- Dataset items:
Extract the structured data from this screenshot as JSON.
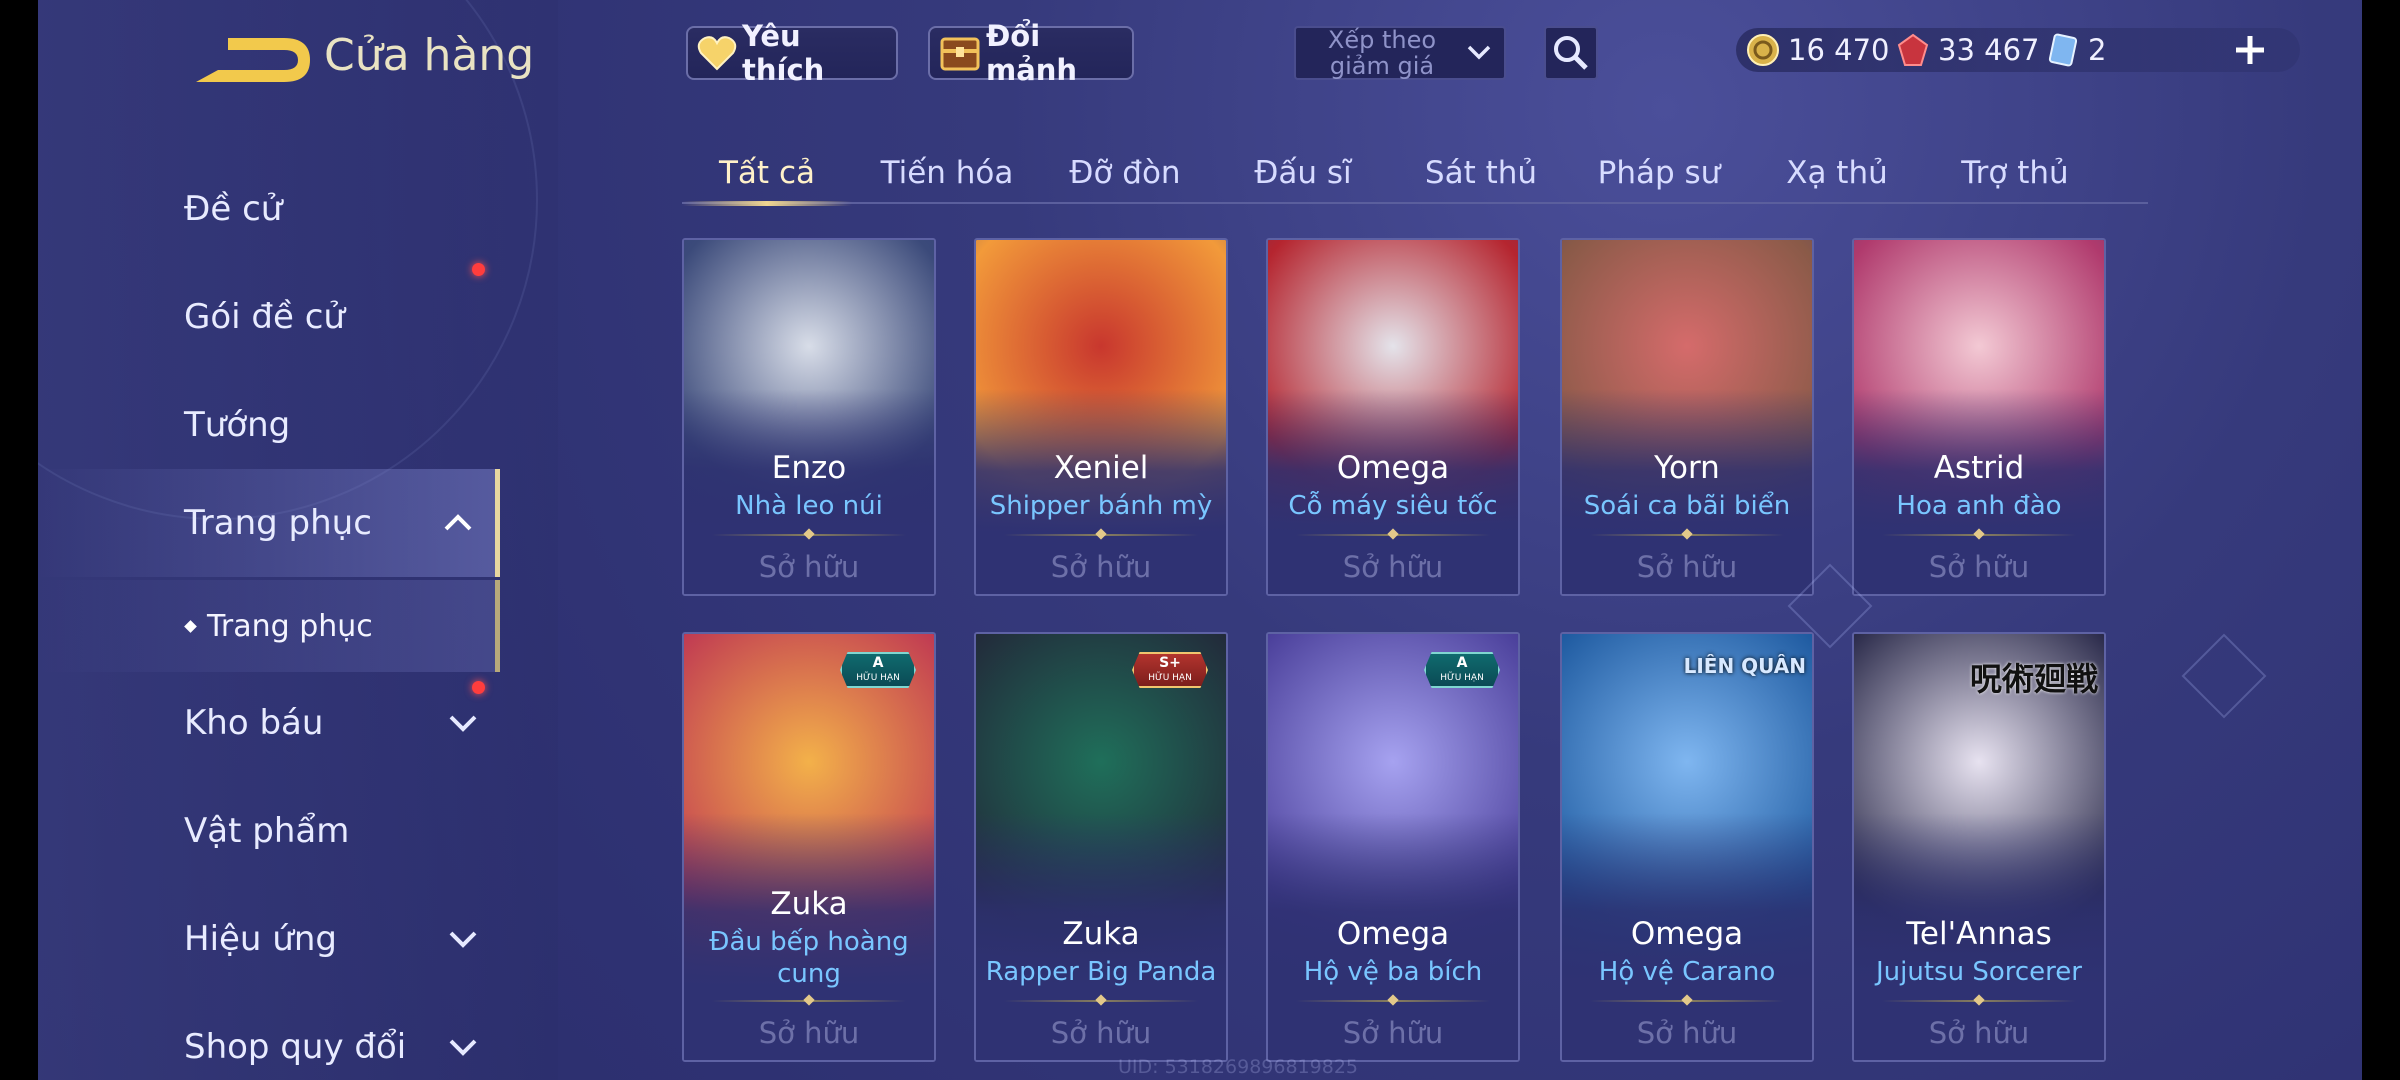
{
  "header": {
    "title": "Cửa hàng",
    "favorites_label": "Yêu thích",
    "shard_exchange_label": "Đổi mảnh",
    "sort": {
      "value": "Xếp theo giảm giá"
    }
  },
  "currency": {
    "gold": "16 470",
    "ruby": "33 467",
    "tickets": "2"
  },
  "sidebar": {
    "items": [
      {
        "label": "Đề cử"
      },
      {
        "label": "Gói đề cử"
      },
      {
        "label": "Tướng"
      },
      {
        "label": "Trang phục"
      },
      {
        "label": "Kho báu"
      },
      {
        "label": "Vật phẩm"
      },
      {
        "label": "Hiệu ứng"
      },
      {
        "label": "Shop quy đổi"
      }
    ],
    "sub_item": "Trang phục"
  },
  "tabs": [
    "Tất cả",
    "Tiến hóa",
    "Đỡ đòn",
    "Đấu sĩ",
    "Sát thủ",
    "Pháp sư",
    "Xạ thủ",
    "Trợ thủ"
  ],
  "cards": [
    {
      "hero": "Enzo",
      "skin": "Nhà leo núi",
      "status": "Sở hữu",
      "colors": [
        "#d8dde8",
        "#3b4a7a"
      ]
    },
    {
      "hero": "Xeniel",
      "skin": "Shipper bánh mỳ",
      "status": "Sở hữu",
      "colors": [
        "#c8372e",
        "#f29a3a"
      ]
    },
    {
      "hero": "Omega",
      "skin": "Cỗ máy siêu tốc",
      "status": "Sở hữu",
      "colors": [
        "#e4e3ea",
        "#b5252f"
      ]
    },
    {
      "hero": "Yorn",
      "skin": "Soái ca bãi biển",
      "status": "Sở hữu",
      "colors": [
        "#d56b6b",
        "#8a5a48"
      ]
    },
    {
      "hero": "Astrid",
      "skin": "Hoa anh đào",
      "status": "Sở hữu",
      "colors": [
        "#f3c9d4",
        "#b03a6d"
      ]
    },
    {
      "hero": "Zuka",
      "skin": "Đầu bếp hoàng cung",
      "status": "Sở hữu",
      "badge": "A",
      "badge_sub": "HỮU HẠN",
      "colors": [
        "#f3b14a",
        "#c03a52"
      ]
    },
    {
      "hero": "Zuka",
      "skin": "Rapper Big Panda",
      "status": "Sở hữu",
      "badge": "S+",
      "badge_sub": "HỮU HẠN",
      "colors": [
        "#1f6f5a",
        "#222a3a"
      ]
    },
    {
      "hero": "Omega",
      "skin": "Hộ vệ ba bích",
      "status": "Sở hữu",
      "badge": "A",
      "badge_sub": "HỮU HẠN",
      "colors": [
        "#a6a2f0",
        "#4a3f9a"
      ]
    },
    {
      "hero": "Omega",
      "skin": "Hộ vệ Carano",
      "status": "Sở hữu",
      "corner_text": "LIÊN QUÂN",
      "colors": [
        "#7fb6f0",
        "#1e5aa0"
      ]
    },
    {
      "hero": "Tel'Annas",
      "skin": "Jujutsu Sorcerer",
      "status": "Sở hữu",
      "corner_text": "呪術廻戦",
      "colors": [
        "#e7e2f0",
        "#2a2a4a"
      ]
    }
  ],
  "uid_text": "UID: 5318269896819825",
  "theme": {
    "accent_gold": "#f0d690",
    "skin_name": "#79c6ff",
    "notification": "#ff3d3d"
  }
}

* * *

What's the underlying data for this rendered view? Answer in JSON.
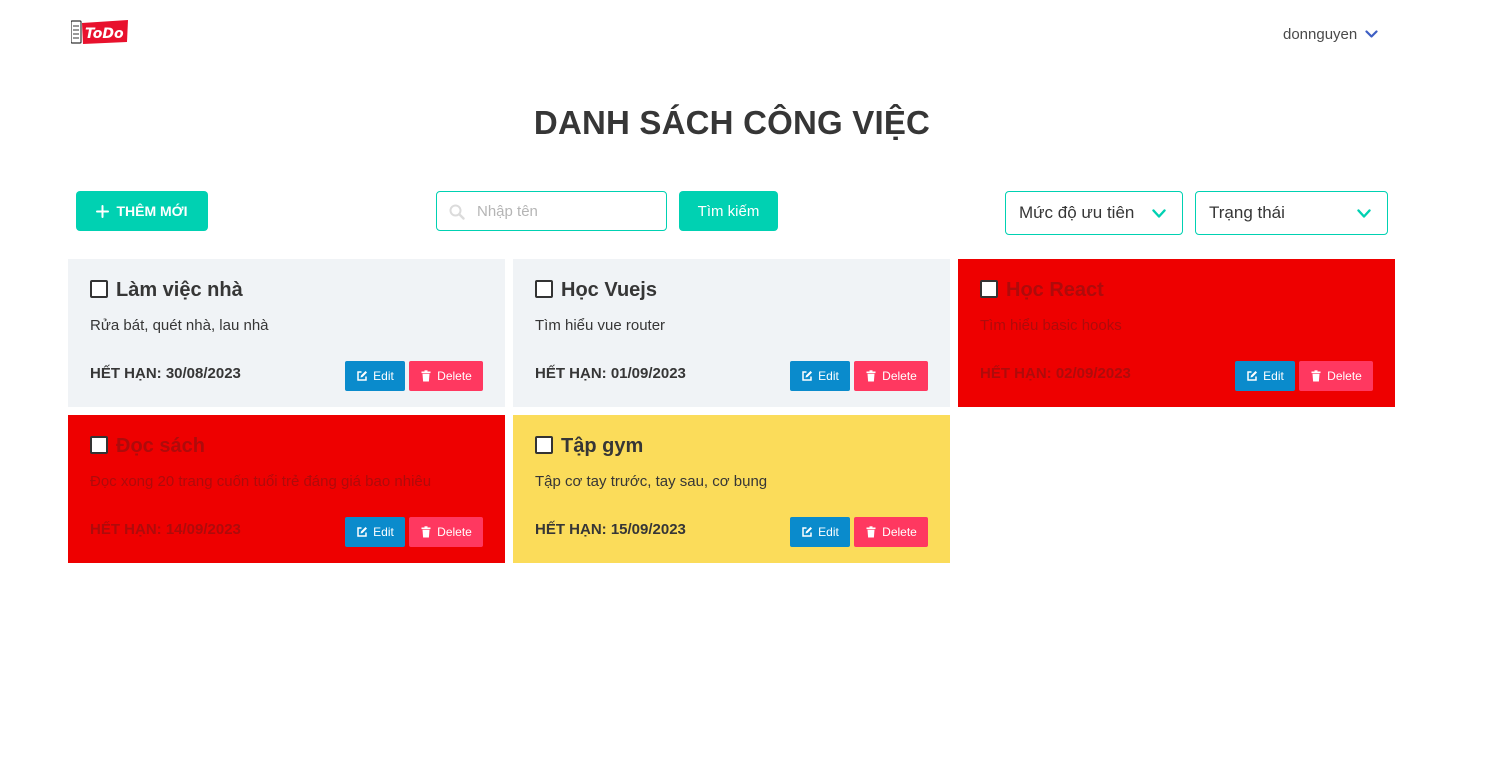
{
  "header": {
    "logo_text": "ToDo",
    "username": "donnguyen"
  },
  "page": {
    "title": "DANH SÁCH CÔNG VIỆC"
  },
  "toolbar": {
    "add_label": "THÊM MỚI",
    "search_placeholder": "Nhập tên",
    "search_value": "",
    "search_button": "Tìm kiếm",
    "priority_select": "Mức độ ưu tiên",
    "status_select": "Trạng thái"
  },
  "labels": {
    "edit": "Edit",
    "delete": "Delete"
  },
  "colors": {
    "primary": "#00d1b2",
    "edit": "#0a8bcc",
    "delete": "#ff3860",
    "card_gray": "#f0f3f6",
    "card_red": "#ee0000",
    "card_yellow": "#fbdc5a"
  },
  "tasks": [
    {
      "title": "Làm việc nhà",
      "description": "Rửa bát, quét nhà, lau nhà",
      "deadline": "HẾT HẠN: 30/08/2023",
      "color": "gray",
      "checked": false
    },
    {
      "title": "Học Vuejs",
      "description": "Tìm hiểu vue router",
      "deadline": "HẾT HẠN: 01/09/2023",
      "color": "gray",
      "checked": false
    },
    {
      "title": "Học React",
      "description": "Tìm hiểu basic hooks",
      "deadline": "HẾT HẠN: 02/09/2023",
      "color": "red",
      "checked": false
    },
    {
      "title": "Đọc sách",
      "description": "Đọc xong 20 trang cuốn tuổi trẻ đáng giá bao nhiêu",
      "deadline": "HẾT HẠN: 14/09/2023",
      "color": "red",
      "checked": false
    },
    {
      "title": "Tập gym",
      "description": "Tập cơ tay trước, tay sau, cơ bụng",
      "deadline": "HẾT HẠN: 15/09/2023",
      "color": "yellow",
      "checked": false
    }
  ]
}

- Required task: Look through the data and gather every line with the string "title" in it.

- Response:
    "title": "Cửa hàng",
    "title": "DANH SÁCH CÔNG VIỆC"
      "title": "Làm việc nhà",
      "title": "Học Vuejs",
      "title": "Học React",
      "title": "Đọc sách",
      "title": "Tập gym",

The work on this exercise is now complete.